→ **THE PROBLEM**
Write out the material exactly, without any of its pictures.
== EXTRACTED RECORDS
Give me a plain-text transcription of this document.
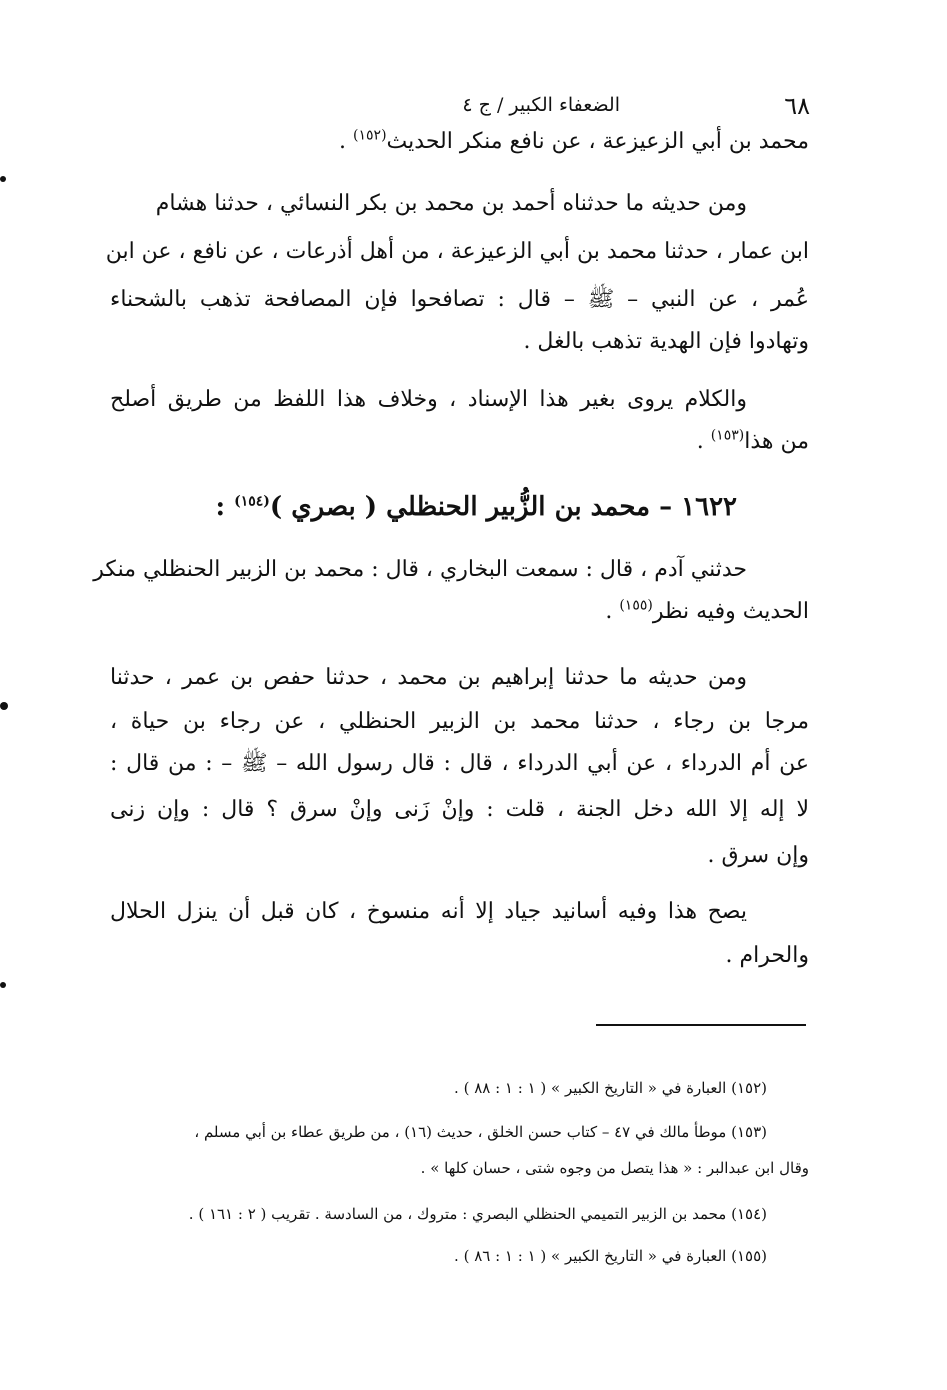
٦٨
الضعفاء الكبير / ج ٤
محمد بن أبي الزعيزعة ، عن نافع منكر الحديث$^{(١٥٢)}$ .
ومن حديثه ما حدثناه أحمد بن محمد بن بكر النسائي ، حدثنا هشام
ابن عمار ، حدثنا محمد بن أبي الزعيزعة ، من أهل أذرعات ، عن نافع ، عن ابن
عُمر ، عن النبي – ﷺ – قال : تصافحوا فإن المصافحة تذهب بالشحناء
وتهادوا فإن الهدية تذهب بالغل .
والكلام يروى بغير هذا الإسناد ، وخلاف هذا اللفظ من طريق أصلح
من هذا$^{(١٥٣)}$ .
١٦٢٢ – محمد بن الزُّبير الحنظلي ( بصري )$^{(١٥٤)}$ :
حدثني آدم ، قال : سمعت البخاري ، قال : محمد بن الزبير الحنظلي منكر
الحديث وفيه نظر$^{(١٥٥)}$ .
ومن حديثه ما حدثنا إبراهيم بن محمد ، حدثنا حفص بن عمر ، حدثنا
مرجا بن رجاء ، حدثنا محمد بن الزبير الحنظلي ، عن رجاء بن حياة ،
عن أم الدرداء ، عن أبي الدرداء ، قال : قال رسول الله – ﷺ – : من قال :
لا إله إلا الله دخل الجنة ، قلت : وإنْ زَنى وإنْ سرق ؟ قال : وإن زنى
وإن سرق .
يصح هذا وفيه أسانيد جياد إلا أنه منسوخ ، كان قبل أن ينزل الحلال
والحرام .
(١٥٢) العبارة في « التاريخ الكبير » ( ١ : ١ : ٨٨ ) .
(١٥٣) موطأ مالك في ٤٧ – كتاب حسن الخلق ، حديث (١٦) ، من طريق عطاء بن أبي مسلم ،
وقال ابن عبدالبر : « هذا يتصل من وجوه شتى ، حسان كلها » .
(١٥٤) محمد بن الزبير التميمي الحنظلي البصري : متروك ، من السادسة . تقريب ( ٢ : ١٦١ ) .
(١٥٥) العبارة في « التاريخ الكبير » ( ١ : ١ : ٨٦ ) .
====
→ **SOLUTION FOR THIS EXERCISE**
Give me a plain-text transcription of this document.
٦٨
الضعفاء الكبير / ج ٤
محمد بن أبي الزعيزعة ، عن نافع منكر الحديث$^{(١٥٢)}$ .
ومن حديثه ما حدثناه أحمد بن محمد بن بكر النسائي ، حدثنا هشام
ابن عمار ، حدثنا محمد بن أبي الزعيزعة ، من أهل أذرعات ، عن نافع ، عن ابن
عُمر ، عن النبي – ﷺ – قال : تصافحوا فإن المصافحة تذهب بالشحناء
وتهادوا فإن الهدية تذهب بالغل .
والكلام يروى بغير هذا الإسناد ، وخلاف هذا اللفظ من طريق أصلح
من هذا$^{(١٥٣)}$ .
١٦٢٢ – محمد بن الزُّبير الحنظلي ( بصري )$^{(١٥٤)}$ :
حدثني آدم ، قال : سمعت البخاري ، قال : محمد بن الزبير الحنظلي منكر
الحديث وفيه نظر$^{(١٥٥)}$ .
ومن حديثه ما حدثنا إبراهيم بن محمد ، حدثنا حفص بن عمر ، حدثنا
مرجا بن رجاء ، حدثنا محمد بن الزبير الحنظلي ، عن رجاء بن حياة ،
عن أم الدرداء ، عن أبي الدرداء ، قال : قال رسول الله – ﷺ – : من قال :
لا إله إلا الله دخل الجنة ، قلت : وإنْ زَنى وإنْ سرق ؟ قال : وإن زنى
وإن سرق .
يصح هذا وفيه أسانيد جياد إلا أنه منسوخ ، كان قبل أن ينزل الحلال
والحرام .
(١٥٢) العبارة في « التاريخ الكبير » ( ١ : ١ : ٨٨ ) .
(١٥٣) موطأ مالك في ٤٧ – كتاب حسن الخلق ، حديث (١٦) ، من طريق عطاء بن أبي مسلم ،
وقال ابن عبدالبر : « هذا يتصل من وجوه شتى ، حسان كلها » .
(١٥٤) محمد بن الزبير التميمي الحنظلي البصري : متروك ، من السادسة . تقريب ( ٢ : ١٦١ ) .
(١٥٥) العبارة في « التاريخ الكبير » ( ١ : ١ : ٨٦ ) .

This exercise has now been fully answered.